Retype the data below without altering anything.

━━━━

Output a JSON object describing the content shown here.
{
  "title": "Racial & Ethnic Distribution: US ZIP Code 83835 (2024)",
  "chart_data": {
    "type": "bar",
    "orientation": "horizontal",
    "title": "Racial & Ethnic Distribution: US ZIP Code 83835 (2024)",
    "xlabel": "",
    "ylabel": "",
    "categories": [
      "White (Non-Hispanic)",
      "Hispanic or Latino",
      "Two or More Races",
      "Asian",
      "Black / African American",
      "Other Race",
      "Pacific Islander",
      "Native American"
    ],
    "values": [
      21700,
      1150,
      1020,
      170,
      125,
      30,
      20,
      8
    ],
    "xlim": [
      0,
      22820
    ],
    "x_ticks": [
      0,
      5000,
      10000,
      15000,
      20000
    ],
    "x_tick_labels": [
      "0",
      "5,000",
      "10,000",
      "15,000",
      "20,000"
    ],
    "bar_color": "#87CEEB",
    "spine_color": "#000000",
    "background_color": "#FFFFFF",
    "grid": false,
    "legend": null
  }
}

━━━━

[Task solution]
Output a JSON object describing the content shown here.
{
  "title": "Racial & Ethnic Distribution: US ZIP Code 83835 (2024)",
  "chart_data": {
    "type": "bar",
    "orientation": "horizontal",
    "title": "Racial & Ethnic Distribution: US ZIP Code 83835 (2024)",
    "xlabel": "",
    "ylabel": "",
    "categories": [
      "White (Non-Hispanic)",
      "Hispanic or Latino",
      "Two or More Races",
      "Asian",
      "Black / African American",
      "Other Race",
      "Pacific Islander",
      "Native American"
    ],
    "values": [
      21700,
      1150,
      1020,
      170,
      125,
      30,
      20,
      8
    ],
    "xlim": [
      0,
      22820
    ],
    "x_ticks": [
      0,
      5000,
      10000,
      15000,
      20000
    ],
    "x_tick_labels": [
      "0",
      "5,000",
      "10,000",
      "15,000",
      "20,000"
    ],
    "bar_color": "#87CEEB",
    "spine_color": "#000000",
    "background_color": "#FFFFFF",
    "grid": false,
    "legend": null
  }
}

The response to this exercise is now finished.